• _Task statement_
Take every line that has the string "Autor" and copy it out.

/---

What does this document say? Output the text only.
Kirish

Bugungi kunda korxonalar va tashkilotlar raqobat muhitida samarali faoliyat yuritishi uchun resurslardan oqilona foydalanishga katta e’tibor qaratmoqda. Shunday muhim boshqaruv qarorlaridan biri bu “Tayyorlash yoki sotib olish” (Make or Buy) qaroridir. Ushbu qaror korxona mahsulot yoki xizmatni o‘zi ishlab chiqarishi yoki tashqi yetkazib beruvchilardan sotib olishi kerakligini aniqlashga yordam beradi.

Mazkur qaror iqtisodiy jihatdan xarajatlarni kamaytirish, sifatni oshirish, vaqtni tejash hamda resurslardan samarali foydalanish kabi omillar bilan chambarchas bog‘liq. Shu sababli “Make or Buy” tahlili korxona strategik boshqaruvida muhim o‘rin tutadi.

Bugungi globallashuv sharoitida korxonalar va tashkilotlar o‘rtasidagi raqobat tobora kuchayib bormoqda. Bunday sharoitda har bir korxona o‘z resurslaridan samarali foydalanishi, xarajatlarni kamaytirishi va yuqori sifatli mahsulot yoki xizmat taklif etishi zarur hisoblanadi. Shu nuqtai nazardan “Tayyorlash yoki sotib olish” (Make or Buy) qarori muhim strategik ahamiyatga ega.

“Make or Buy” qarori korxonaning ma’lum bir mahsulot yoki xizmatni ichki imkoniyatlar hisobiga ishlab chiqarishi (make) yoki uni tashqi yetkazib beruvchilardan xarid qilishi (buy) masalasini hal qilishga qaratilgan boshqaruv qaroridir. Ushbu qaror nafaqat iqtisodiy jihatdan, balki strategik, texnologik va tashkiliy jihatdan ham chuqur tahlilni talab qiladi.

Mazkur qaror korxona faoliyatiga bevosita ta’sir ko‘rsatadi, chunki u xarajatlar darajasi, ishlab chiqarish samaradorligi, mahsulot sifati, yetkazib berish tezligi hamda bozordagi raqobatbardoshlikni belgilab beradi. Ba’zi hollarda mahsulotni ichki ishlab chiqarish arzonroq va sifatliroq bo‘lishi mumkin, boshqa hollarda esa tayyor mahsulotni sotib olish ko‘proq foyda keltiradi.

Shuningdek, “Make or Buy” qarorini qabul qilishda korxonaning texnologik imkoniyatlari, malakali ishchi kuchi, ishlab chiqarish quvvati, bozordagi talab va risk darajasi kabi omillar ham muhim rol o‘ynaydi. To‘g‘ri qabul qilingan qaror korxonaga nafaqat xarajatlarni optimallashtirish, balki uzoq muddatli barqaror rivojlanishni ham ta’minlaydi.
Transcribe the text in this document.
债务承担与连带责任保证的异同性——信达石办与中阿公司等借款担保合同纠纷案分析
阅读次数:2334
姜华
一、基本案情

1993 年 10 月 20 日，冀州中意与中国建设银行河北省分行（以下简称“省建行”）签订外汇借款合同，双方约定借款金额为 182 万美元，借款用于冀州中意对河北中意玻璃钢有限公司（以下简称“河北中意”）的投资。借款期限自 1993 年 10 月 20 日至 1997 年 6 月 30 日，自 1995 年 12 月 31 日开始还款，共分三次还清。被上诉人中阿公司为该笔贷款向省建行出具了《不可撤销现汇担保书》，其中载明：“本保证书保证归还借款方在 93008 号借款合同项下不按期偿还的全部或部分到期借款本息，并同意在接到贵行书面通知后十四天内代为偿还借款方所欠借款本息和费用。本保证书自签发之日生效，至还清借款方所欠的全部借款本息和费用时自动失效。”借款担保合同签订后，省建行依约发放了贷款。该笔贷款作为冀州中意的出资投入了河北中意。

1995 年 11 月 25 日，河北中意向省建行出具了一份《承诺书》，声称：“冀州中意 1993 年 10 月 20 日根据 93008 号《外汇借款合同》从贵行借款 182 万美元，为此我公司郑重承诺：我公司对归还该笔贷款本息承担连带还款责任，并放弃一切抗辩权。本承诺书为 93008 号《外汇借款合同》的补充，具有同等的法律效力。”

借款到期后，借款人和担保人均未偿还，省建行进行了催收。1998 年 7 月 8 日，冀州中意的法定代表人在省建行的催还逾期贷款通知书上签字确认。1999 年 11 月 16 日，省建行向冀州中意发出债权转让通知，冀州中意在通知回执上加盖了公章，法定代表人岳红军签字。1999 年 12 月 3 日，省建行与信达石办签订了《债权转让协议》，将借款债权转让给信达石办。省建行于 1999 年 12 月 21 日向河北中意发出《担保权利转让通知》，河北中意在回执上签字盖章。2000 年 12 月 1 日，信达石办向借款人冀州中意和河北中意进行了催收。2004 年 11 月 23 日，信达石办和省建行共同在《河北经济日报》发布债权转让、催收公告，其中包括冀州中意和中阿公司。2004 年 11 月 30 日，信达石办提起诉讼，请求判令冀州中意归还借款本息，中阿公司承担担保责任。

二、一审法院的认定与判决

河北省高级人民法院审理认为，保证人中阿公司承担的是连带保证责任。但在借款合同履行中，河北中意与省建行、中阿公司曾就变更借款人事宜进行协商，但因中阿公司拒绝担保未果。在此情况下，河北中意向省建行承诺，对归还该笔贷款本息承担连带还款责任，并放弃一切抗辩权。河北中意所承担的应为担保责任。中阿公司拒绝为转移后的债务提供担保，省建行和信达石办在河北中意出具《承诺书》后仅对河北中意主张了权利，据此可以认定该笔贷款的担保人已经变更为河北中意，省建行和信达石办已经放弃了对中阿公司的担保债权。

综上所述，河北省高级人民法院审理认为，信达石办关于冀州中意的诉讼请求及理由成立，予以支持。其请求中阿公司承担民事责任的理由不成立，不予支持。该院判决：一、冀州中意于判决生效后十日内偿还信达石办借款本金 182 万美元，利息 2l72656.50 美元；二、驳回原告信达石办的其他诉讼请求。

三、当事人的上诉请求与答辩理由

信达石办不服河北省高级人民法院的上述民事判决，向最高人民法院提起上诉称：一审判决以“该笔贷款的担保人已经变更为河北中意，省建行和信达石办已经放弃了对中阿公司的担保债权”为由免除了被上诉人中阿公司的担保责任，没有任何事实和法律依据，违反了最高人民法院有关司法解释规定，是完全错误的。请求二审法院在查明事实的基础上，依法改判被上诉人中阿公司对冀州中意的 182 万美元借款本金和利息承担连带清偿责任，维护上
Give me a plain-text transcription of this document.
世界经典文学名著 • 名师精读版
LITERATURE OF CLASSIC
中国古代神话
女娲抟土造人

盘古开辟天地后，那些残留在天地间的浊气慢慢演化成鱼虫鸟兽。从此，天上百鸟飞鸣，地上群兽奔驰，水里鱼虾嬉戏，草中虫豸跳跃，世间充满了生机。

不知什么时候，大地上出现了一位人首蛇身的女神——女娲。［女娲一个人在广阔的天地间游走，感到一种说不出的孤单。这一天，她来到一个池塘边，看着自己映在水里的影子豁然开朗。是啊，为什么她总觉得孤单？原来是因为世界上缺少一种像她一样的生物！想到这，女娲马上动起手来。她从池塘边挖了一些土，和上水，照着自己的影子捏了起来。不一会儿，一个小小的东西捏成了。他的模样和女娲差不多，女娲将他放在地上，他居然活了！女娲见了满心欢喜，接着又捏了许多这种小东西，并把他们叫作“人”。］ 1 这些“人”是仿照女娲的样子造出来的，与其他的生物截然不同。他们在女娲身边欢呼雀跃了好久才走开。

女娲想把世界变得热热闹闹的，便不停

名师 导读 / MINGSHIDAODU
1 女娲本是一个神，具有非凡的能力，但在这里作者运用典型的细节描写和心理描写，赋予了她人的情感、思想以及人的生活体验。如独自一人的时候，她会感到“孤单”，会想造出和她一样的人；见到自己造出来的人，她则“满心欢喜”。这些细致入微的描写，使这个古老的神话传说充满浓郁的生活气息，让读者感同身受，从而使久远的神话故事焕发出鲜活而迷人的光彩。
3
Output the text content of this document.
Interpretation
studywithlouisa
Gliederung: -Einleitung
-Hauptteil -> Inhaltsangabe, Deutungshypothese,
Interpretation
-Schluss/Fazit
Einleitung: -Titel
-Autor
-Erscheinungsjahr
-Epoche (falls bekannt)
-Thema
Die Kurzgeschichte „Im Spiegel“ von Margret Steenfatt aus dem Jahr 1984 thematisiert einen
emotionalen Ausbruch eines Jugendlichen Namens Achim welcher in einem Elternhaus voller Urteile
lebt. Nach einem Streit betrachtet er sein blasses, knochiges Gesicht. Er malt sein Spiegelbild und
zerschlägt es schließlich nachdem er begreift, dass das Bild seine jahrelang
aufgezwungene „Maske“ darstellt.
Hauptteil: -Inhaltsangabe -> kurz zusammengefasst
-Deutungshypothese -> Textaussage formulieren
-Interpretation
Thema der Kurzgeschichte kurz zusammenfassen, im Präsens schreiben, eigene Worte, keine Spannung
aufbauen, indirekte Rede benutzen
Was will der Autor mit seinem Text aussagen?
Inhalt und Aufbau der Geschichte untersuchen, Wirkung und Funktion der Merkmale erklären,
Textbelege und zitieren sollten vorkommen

\---

• _Exercise answer_
-Autor
Was will der Autor mit seinem Text aussagen?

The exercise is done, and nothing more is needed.